Images should be left out, and everything else in the listing reproduced exactly.
⁂
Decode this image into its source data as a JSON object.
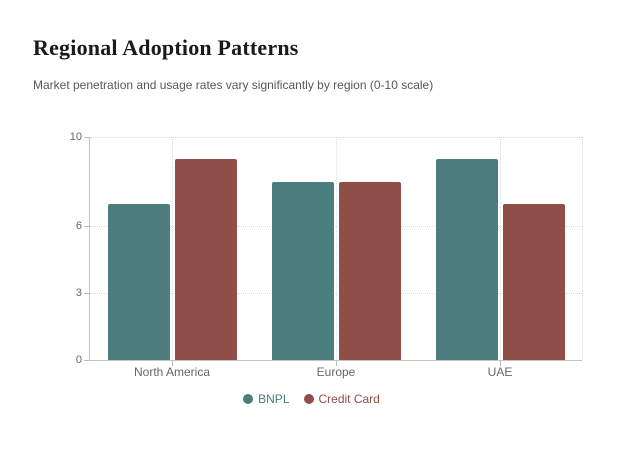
{
  "chart_data": {
    "type": "bar",
    "title": "Regional Adoption Patterns",
    "subtitle": "Market penetration and usage rates vary significantly by region (0-10 scale)",
    "categories": [
      "North America",
      "Europe",
      "UAE"
    ],
    "series": [
      {
        "name": "BNPL",
        "color": "#4a7d7c",
        "values": [
          7.0,
          8.0,
          9.0
        ]
      },
      {
        "name": "Credit Card",
        "color": "#8f4e48",
        "values": [
          9.0,
          8.0,
          7.0
        ]
      }
    ],
    "ylim": [
      0,
      10
    ],
    "yticks": [
      0,
      3,
      6,
      10
    ],
    "grid": true,
    "legend_position": "bottom",
    "colors": {
      "axis": "#c4c4c4",
      "gridline": "#dcdcdc",
      "tick_labels": "#666666",
      "title": "#1a1a1a",
      "subtitle": "#585858"
    }
  }
}
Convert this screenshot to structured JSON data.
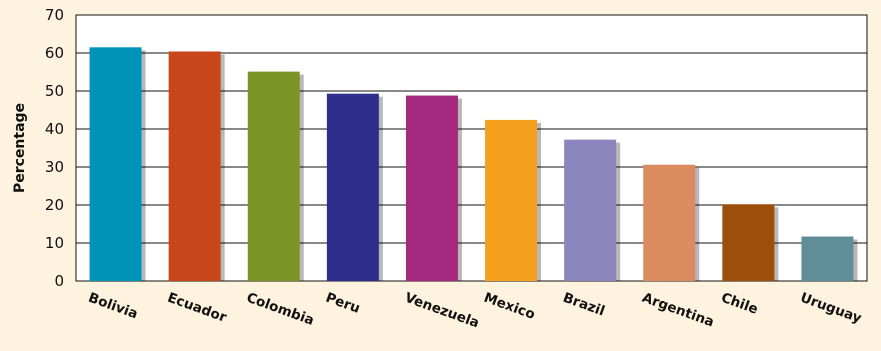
{
  "chart_data": {
    "type": "bar",
    "ylabel": "Percentage",
    "ylim": [
      0,
      70
    ],
    "yticks": [
      0,
      10,
      20,
      30,
      40,
      50,
      60,
      70
    ],
    "grid": true,
    "categories": [
      "Bolivia",
      "Ecuador",
      "Colombia",
      "Peru",
      "Venezuela",
      "Mexico",
      "Brazil",
      "Argentina",
      "Chile",
      "Uruguay"
    ],
    "values": [
      61.5,
      60.4,
      55.1,
      49.3,
      48.8,
      42.4,
      37.2,
      30.6,
      20.2,
      11.7
    ],
    "colors": [
      "#0093b8",
      "#c7461a",
      "#7a9526",
      "#2e2f8d",
      "#a3287e",
      "#f4a01e",
      "#8c86bf",
      "#dc8a5f",
      "#9e4e0b",
      "#5f8e98"
    ],
    "background": "#fdf3df"
  }
}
⁂
Answer in full:
Decode this image into its source data as a JSON object.
{
  "chart_data": {
    "type": "bar",
    "title": "Regional Adoption Patterns",
    "subtitle": "Market penetration and usage rates vary significantly by region (0-10 scale)",
    "categories": [
      "North America",
      "Europe",
      "UAE"
    ],
    "series": [
      {
        "name": "BNPL",
        "color": "#4a7d7c",
        "values": [
          7.0,
          8.0,
          9.0
        ]
      },
      {
        "name": "Credit Card",
        "color": "#8f4e48",
        "values": [
          9.0,
          8.0,
          7.0
        ]
      }
    ],
    "ylim": [
      0,
      10
    ],
    "yticks": [
      0,
      3,
      6,
      10
    ],
    "grid": true,
    "legend_position": "bottom",
    "colors": {
      "axis": "#c4c4c4",
      "gridline": "#dcdcdc",
      "tick_labels": "#666666",
      "title": "#1a1a1a",
      "subtitle": "#585858"
    }
  }
}
Convert this screenshot to structured JSON data.
{
  "chart_data": {
    "type": "bar",
    "ylabel": "Percentage",
    "ylim": [
      0,
      70
    ],
    "yticks": [
      0,
      10,
      20,
      30,
      40,
      50,
      60,
      70
    ],
    "grid": true,
    "categories": [
      "Bolivia",
      "Ecuador",
      "Colombia",
      "Peru",
      "Venezuela",
      "Mexico",
      "Brazil",
      "Argentina",
      "Chile",
      "Uruguay"
    ],
    "values": [
      61.5,
      60.4,
      55.1,
      49.3,
      48.8,
      42.4,
      37.2,
      30.6,
      20.2,
      11.7
    ],
    "colors": [
      "#0093b8",
      "#c7461a",
      "#7a9526",
      "#2e2f8d",
      "#a3287e",
      "#f4a01e",
      "#8c86bf",
      "#dc8a5f",
      "#9e4e0b",
      "#5f8e98"
    ],
    "background": "#fdf3df"
  }
}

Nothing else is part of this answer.